*Goal*
Below are the records. Gather each line that holds "Task".

*Provided data*

::::

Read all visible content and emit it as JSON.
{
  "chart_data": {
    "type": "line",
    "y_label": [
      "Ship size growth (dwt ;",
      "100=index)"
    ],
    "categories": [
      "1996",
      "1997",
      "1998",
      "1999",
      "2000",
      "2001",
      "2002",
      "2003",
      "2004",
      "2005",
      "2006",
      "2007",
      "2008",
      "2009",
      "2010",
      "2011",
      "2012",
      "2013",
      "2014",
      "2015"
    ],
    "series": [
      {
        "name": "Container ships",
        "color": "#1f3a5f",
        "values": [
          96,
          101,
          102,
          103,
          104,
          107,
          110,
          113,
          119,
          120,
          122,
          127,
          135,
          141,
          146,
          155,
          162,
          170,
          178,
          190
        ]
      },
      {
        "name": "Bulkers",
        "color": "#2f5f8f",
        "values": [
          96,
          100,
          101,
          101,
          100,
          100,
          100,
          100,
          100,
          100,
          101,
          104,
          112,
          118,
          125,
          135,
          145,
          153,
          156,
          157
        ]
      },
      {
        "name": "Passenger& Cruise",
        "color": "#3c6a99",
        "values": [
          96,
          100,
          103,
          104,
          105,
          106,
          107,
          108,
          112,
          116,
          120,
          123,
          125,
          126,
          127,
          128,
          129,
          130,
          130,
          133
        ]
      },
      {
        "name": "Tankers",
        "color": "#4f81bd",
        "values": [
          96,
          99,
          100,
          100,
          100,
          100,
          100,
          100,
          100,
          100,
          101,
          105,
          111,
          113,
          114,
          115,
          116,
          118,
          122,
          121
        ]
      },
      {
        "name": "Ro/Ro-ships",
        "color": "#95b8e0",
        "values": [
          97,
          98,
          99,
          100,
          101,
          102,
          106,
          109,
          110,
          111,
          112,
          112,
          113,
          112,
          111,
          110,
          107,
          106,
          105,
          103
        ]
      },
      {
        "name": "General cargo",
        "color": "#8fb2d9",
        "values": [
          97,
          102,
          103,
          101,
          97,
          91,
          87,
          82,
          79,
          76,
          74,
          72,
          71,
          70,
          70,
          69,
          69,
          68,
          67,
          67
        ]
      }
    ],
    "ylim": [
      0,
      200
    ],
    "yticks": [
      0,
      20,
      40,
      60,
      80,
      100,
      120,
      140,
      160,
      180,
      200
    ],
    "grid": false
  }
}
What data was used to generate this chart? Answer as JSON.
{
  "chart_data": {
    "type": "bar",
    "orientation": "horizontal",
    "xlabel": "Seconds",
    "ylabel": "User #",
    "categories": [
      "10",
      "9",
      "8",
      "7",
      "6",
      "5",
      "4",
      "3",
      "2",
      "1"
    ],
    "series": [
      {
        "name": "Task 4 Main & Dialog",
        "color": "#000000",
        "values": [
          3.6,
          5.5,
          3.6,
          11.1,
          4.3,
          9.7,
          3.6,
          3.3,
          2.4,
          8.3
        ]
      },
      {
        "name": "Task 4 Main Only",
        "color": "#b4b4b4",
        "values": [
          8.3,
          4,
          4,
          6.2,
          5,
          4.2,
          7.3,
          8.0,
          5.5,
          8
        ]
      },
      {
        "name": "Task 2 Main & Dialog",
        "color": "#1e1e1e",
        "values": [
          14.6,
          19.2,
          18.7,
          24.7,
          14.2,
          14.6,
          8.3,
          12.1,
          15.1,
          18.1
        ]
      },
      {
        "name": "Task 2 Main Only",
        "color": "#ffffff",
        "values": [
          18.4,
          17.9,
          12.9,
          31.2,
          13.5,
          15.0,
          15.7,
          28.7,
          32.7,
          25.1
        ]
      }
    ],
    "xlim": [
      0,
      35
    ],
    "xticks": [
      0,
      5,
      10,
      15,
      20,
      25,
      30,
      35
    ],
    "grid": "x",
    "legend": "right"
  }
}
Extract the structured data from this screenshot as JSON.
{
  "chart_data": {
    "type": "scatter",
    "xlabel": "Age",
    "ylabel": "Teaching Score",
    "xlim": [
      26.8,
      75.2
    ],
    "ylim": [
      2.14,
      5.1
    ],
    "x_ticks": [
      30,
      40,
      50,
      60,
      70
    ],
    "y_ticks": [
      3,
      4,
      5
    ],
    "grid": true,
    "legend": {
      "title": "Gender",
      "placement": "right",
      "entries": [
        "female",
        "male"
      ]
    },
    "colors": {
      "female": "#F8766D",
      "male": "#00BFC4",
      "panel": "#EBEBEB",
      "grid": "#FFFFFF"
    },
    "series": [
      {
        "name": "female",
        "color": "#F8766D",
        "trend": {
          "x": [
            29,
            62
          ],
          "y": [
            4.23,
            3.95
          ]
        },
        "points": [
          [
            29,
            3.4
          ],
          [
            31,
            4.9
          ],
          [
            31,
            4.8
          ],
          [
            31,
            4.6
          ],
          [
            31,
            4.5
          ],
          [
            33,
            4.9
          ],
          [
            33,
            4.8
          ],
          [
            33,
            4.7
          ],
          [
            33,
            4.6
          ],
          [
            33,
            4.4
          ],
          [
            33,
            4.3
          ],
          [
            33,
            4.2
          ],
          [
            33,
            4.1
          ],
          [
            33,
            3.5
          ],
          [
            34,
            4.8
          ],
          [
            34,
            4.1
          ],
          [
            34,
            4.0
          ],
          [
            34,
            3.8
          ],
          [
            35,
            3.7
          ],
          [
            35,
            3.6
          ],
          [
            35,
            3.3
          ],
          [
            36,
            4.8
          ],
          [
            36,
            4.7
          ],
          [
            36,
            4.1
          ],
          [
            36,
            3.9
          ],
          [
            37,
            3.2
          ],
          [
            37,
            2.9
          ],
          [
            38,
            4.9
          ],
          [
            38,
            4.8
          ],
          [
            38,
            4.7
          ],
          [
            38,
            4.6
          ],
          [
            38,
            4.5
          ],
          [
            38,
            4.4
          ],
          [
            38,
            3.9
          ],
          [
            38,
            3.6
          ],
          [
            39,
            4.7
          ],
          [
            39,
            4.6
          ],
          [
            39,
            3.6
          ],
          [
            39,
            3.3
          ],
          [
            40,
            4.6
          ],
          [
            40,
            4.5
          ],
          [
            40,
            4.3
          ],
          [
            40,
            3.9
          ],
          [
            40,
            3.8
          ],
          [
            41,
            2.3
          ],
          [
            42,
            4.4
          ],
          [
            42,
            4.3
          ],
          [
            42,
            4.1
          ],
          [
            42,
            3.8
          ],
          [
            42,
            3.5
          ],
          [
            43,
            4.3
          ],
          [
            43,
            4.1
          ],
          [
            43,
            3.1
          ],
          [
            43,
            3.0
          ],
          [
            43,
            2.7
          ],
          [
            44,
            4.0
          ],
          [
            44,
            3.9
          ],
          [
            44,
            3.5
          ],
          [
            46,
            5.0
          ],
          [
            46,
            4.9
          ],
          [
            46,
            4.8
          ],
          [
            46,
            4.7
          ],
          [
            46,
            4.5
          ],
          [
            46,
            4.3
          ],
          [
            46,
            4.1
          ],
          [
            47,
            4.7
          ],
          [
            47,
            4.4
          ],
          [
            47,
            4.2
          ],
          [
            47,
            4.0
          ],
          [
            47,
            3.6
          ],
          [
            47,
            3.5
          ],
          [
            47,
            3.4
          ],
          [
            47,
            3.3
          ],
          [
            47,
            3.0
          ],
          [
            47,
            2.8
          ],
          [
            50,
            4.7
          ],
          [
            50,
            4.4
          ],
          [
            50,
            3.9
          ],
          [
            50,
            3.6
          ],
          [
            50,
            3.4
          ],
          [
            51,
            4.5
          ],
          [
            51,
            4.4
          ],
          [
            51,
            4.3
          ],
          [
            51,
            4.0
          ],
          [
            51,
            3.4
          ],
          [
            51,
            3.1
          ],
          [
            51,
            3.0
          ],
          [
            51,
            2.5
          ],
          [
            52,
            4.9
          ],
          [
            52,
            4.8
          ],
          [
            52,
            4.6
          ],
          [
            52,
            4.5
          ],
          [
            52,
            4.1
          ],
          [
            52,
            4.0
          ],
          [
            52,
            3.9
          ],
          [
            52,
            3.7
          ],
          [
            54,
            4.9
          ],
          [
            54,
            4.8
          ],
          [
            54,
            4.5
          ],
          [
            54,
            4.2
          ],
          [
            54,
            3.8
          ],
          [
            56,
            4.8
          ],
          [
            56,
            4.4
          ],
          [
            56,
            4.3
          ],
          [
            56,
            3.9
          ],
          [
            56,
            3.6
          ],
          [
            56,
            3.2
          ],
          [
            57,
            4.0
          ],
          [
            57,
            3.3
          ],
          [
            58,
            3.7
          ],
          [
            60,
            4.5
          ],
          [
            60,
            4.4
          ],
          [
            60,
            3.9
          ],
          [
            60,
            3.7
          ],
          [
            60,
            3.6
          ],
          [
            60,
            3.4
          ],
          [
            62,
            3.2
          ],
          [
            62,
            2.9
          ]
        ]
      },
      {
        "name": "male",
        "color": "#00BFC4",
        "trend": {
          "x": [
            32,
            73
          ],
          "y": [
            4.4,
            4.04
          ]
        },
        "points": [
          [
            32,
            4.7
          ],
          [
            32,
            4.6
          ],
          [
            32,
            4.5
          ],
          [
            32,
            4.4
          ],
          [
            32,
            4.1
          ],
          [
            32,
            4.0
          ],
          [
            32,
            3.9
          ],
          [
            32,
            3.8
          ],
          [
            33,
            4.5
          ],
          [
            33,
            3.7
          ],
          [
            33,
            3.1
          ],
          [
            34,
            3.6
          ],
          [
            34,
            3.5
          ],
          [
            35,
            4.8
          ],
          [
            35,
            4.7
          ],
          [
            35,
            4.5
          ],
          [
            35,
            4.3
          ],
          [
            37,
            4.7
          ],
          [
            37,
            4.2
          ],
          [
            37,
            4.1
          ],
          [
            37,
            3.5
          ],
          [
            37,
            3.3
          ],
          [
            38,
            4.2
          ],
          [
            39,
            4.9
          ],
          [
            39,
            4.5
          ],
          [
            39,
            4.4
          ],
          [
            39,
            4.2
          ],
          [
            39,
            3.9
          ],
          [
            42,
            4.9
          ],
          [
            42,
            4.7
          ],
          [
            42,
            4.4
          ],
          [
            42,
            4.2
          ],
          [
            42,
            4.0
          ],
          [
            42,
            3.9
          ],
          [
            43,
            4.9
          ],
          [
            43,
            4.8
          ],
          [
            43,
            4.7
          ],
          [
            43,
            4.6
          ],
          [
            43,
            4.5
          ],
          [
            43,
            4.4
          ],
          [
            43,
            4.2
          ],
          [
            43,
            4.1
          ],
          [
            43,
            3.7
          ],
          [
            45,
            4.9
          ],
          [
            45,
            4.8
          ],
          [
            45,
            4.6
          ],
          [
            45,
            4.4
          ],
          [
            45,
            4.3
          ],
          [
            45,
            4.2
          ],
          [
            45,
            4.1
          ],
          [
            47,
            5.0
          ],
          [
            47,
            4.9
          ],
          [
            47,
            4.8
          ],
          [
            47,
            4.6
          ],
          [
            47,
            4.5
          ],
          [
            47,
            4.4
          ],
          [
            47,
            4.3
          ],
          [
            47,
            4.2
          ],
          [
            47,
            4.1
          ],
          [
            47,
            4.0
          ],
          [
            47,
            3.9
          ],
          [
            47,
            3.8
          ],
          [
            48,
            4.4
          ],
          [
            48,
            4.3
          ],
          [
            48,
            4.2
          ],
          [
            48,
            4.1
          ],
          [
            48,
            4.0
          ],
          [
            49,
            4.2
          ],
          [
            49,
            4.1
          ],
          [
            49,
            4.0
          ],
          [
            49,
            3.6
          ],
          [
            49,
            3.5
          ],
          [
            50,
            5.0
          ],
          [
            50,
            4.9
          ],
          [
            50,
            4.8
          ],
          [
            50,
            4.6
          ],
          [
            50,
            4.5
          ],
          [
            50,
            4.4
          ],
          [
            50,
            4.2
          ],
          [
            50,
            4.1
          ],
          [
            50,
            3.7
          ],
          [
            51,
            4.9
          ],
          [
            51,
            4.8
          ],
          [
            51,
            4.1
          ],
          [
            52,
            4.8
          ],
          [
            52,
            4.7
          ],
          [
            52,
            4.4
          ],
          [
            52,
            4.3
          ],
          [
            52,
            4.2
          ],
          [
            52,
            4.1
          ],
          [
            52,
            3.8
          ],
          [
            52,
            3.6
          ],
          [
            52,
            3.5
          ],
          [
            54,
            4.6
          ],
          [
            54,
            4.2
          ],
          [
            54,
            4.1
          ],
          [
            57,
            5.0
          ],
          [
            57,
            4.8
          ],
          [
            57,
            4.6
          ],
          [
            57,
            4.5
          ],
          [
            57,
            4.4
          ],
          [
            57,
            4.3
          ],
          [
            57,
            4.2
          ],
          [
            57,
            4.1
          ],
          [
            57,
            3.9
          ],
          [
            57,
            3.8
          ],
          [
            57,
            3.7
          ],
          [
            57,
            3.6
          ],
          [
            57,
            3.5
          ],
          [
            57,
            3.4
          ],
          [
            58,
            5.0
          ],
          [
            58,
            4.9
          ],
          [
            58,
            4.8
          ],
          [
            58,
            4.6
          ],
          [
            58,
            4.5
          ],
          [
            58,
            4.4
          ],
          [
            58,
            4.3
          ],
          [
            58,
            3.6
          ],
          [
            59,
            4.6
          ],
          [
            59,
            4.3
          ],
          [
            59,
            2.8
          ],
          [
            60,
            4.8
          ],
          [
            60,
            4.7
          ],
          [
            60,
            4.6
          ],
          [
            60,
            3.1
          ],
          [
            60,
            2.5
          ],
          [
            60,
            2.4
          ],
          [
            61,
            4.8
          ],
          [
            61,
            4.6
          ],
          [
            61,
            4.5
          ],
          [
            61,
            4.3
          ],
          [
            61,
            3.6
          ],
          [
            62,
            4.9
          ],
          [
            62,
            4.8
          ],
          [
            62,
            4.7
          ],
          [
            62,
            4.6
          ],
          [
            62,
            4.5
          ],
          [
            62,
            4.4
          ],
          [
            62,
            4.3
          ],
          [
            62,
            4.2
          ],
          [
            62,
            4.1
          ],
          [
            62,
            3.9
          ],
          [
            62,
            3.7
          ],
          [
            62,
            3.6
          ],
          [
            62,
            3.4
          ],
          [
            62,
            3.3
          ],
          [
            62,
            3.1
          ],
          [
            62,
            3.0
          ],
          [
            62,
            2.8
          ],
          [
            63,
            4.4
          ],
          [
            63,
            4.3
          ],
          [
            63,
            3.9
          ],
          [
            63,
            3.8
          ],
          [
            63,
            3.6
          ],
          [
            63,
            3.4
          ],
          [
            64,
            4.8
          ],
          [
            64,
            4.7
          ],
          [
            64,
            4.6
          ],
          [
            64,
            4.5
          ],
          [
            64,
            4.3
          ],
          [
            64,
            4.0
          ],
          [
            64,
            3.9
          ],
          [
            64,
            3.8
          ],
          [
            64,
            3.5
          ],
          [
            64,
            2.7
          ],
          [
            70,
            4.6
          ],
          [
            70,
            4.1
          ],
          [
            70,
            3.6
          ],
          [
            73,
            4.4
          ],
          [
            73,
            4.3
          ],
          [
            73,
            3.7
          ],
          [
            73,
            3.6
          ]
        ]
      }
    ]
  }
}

::::

*Solution to the exercise*
        "name": "Task 4 Main & Dialog",
        "name": "Task 4 Main Only",
        "name": "Task 2 Main & Dialog",
        "name": "Task 2 Main Only",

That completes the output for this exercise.